* [Description of the task] Transcribe all the entries word for word, skipping the pictures.

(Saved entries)
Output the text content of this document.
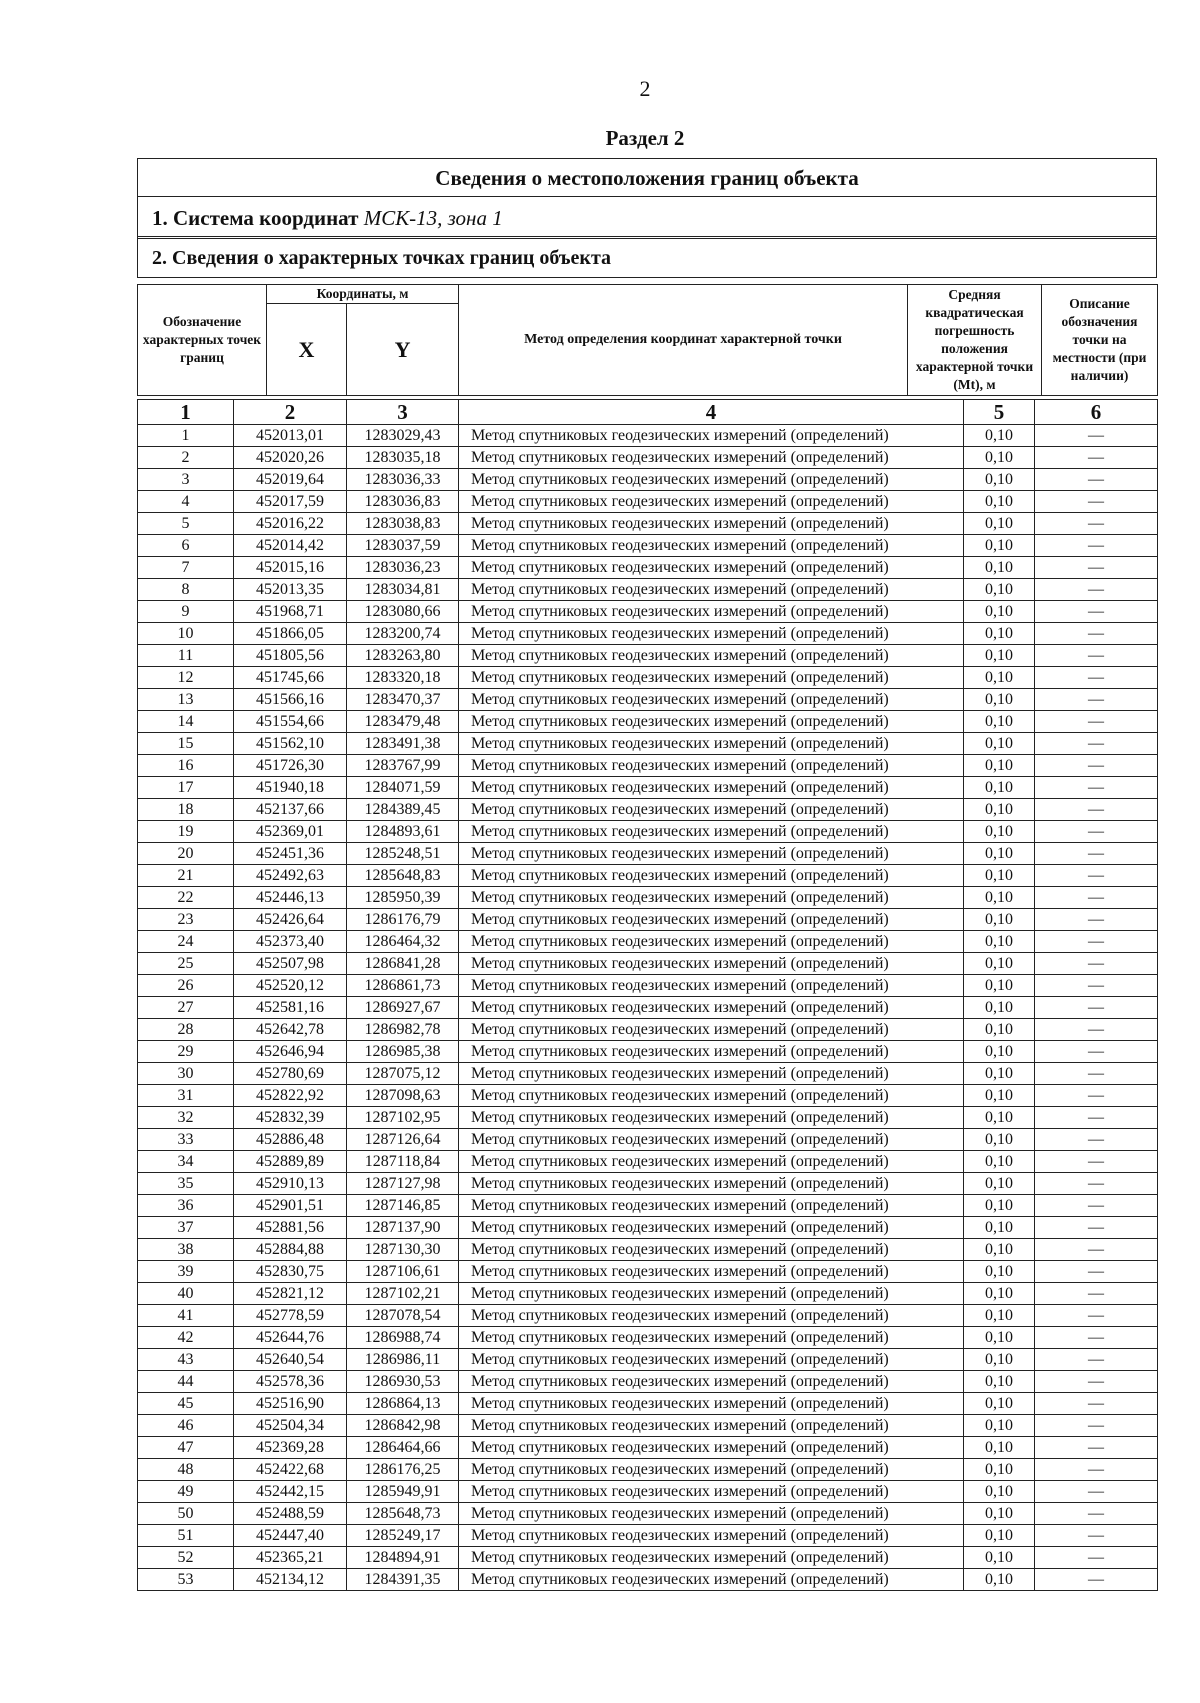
2
Раздел 2
Сведения о местоположения границ объекта
1. Система координат МСК-13, зона 1
2. Сведения о характерных точках границ объекта
Обозначение характерных точек границ	Координаты, м		Метод определения координат характерной точки	Средняя квадратическая погрешность положения характерной точки (Mt), м	Описание обозначения точки на местности (при наличии)
	X	Y			
1	2	3	4	5	6
1	452013,01	1283029,43	Метод спутниковых геодезических измерений (определений)	0,10	—
2	452020,26	1283035,18	Метод спутниковых геодезических измерений (определений)	0,10	—
3	452019,64	1283036,33	Метод спутниковых геодезических измерений (определений)	0,10	—
4	452017,59	1283036,83	Метод спутниковых геодезических измерений (определений)	0,10	—
5	452016,22	1283038,83	Метод спутниковых геодезических измерений (определений)	0,10	—
6	452014,42	1283037,59	Метод спутниковых геодезических измерений (определений)	0,10	—
7	452015,16	1283036,23	Метод спутниковых геодезических измерений (определений)	0,10	—
8	452013,35	1283034,81	Метод спутниковых геодезических измерений (определений)	0,10	—
9	451968,71	1283080,66	Метод спутниковых геодезических измерений (определений)	0,10	—
10	451866,05	1283200,74	Метод спутниковых геодезических измерений (определений)	0,10	—
11	451805,56	1283263,80	Метод спутниковых геодезических измерений (определений)	0,10	—
12	451745,66	1283320,18	Метод спутниковых геодезических измерений (определений)	0,10	—
13	451566,16	1283470,37	Метод спутниковых геодезических измерений (определений)	0,10	—
14	451554,66	1283479,48	Метод спутниковых геодезических измерений (определений)	0,10	—
15	451562,10	1283491,38	Метод спутниковых геодезических измерений (определений)	0,10	—
16	451726,30	1283767,99	Метод спутниковых геодезических измерений (определений)	0,10	—
17	451940,18	1284071,59	Метод спутниковых геодезических измерений (определений)	0,10	—
18	452137,66	1284389,45	Метод спутниковых геодезических измерений (определений)	0,10	—
19	452369,01	1284893,61	Метод спутниковых геодезических измерений (определений)	0,10	—
20	452451,36	1285248,51	Метод спутниковых геодезических измерений (определений)	0,10	—
21	452492,63	1285648,83	Метод спутниковых геодезических измерений (определений)	0,10	—
22	452446,13	1285950,39	Метод спутниковых геодезических измерений (определений)	0,10	—
23	452426,64	1286176,79	Метод спутниковых геодезических измерений (определений)	0,10	—
24	452373,40	1286464,32	Метод спутниковых геодезических измерений (определений)	0,10	—
25	452507,98	1286841,28	Метод спутниковых геодезических измерений (определений)	0,10	—
26	452520,12	1286861,73	Метод спутниковых геодезических измерений (определений)	0,10	—
27	452581,16	1286927,67	Метод спутниковых геодезических измерений (определений)	0,10	—
28	452642,78	1286982,78	Метод спутниковых геодезических измерений (определений)	0,10	—
29	452646,94	1286985,38	Метод спутниковых геодезических измерений (определений)	0,10	—
30	452780,69	1287075,12	Метод спутниковых геодезических измерений (определений)	0,10	—
31	452822,92	1287098,63	Метод спутниковых геодезических измерений (определений)	0,10	—
32	452832,39	1287102,95	Метод спутниковых геодезических измерений (определений)	0,10	—
33	452886,48	1287126,64	Метод спутниковых геодезических измерений (определений)	0,10	—
34	452889,89	1287118,84	Метод спутниковых геодезических измерений (определений)	0,10	—
35	452910,13	1287127,98	Метод спутниковых геодезических измерений (определений)	0,10	—
36	452901,51	1287146,85	Метод спутниковых геодезических измерений (определений)	0,10	—
37	452881,56	1287137,90	Метод спутниковых геодезических измерений (определений)	0,10	—
38	452884,88	1287130,30	Метод спутниковых геодезических измерений (определений)	0,10	—
39	452830,75	1287106,61	Метод спутниковых геодезических измерений (определений)	0,10	—
40	452821,12	1287102,21	Метод спутниковых геодезических измерений (определений)	0,10	—
41	452778,59	1287078,54	Метод спутниковых геодезических измерений (определений)	0,10	—
42	452644,76	1286988,74	Метод спутниковых геодезических измерений (определений)	0,10	—
43	452640,54	1286986,11	Метод спутниковых геодезических измерений (определений)	0,10	—
44	452578,36	1286930,53	Метод спутниковых геодезических измерений (определений)	0,10	—
45	452516,90	1286864,13	Метод спутниковых геодезических измерений (определений)	0,10	—
46	452504,34	1286842,98	Метод спутниковых геодезических измерений (определений)	0,10	—
47	452369,28	1286464,66	Метод спутниковых геодезических измерений (определений)	0,10	—
48	452422,68	1286176,25	Метод спутниковых геодезических измерений (определений)	0,10	—
49	452442,15	1285949,91	Метод спутниковых геодезических измерений (определений)	0,10	—
50	452488,59	1285648,73	Метод спутниковых геодезических измерений (определений)	0,10	—
51	452447,40	1285249,17	Метод спутниковых геодезических измерений (определений)	0,10	—
52	452365,21	1284894,91	Метод спутниковых геодезических измерений (определений)	0,10	—
53	452134,12	1284391,35	Метод спутниковых геодезических измерений (определений)	0,10	—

* [Answer to the task]
Output the text content of this document.
2
Раздел 2
Сведения о местоположения границ объекта
1. Система координат МСК-13, зона 1
2. Сведения о характерных точках границ объекта
Обозначение характерных точек границ	Координаты, м		Метод определения координат характерной точки	Средняя квадратическая погрешность положения характерной точки (Mt), м	Описание обозначения точки на местности (при наличии)
	X	Y			
1	2	3	4	5	6
1	452013,01	1283029,43	Метод спутниковых геодезических измерений (определений)	0,10	—
2	452020,26	1283035,18	Метод спутниковых геодезических измерений (определений)	0,10	—
3	452019,64	1283036,33	Метод спутниковых геодезических измерений (определений)	0,10	—
4	452017,59	1283036,83	Метод спутниковых геодезических измерений (определений)	0,10	—
5	452016,22	1283038,83	Метод спутниковых геодезических измерений (определений)	0,10	—
6	452014,42	1283037,59	Метод спутниковых геодезических измерений (определений)	0,10	—
7	452015,16	1283036,23	Метод спутниковых геодезических измерений (определений)	0,10	—
8	452013,35	1283034,81	Метод спутниковых геодезических измерений (определений)	0,10	—
9	451968,71	1283080,66	Метод спутниковых геодезических измерений (определений)	0,10	—
10	451866,05	1283200,74	Метод спутниковых геодезических измерений (определений)	0,10	—
11	451805,56	1283263,80	Метод спутниковых геодезических измерений (определений)	0,10	—
12	451745,66	1283320,18	Метод спутниковых геодезических измерений (определений)	0,10	—
13	451566,16	1283470,37	Метод спутниковых геодезических измерений (определений)	0,10	—
14	451554,66	1283479,48	Метод спутниковых геодезических измерений (определений)	0,10	—
15	451562,10	1283491,38	Метод спутниковых геодезических измерений (определений)	0,10	—
16	451726,30	1283767,99	Метод спутниковых геодезических измерений (определений)	0,10	—
17	451940,18	1284071,59	Метод спутниковых геодезических измерений (определений)	0,10	—
18	452137,66	1284389,45	Метод спутниковых геодезических измерений (определений)	0,10	—
19	452369,01	1284893,61	Метод спутниковых геодезических измерений (определений)	0,10	—
20	452451,36	1285248,51	Метод спутниковых геодезических измерений (определений)	0,10	—
21	452492,63	1285648,83	Метод спутниковых геодезических измерений (определений)	0,10	—
22	452446,13	1285950,39	Метод спутниковых геодезических измерений (определений)	0,10	—
23	452426,64	1286176,79	Метод спутниковых геодезических измерений (определений)	0,10	—
24	452373,40	1286464,32	Метод спутниковых геодезических измерений (определений)	0,10	—
25	452507,98	1286841,28	Метод спутниковых геодезических измерений (определений)	0,10	—
26	452520,12	1286861,73	Метод спутниковых геодезических измерений (определений)	0,10	—
27	452581,16	1286927,67	Метод спутниковых геодезических измерений (определений)	0,10	—
28	452642,78	1286982,78	Метод спутниковых геодезических измерений (определений)	0,10	—
29	452646,94	1286985,38	Метод спутниковых геодезических измерений (определений)	0,10	—
30	452780,69	1287075,12	Метод спутниковых геодезических измерений (определений)	0,10	—
31	452822,92	1287098,63	Метод спутниковых геодезических измерений (определений)	0,10	—
32	452832,39	1287102,95	Метод спутниковых геодезических измерений (определений)	0,10	—
33	452886,48	1287126,64	Метод спутниковых геодезических измерений (определений)	0,10	—
34	452889,89	1287118,84	Метод спутниковых геодезических измерений (определений)	0,10	—
35	452910,13	1287127,98	Метод спутниковых геодезических измерений (определений)	0,10	—
36	452901,51	1287146,85	Метод спутниковых геодезических измерений (определений)	0,10	—
37	452881,56	1287137,90	Метод спутниковых геодезических измерений (определений)	0,10	—
38	452884,88	1287130,30	Метод спутниковых геодезических измерений (определений)	0,10	—
39	452830,75	1287106,61	Метод спутниковых геодезических измерений (определений)	0,10	—
40	452821,12	1287102,21	Метод спутниковых геодезических измерений (определений)	0,10	—
41	452778,59	1287078,54	Метод спутниковых геодезических измерений (определений)	0,10	—
42	452644,76	1286988,74	Метод спутниковых геодезических измерений (определений)	0,10	—
43	452640,54	1286986,11	Метод спутниковых геодезических измерений (определений)	0,10	—
44	452578,36	1286930,53	Метод спутниковых геодезических измерений (определений)	0,10	—
45	452516,90	1286864,13	Метод спутниковых геодезических измерений (определений)	0,10	—
46	452504,34	1286842,98	Метод спутниковых геодезических измерений (определений)	0,10	—
47	452369,28	1286464,66	Метод спутниковых геодезических измерений (определений)	0,10	—
48	452422,68	1286176,25	Метод спутниковых геодезических измерений (определений)	0,10	—
49	452442,15	1285949,91	Метод спутниковых геодезических измерений (определений)	0,10	—
50	452488,59	1285648,73	Метод спутниковых геодезических измерений (определений)	0,10	—
51	452447,40	1285249,17	Метод спутниковых геодезических измерений (определений)	0,10	—
52	452365,21	1284894,91	Метод спутниковых геодезических измерений (определений)	0,10	—
53	452134,12	1284391,35	Метод спутниковых геодезических измерений (определений)	0,10	—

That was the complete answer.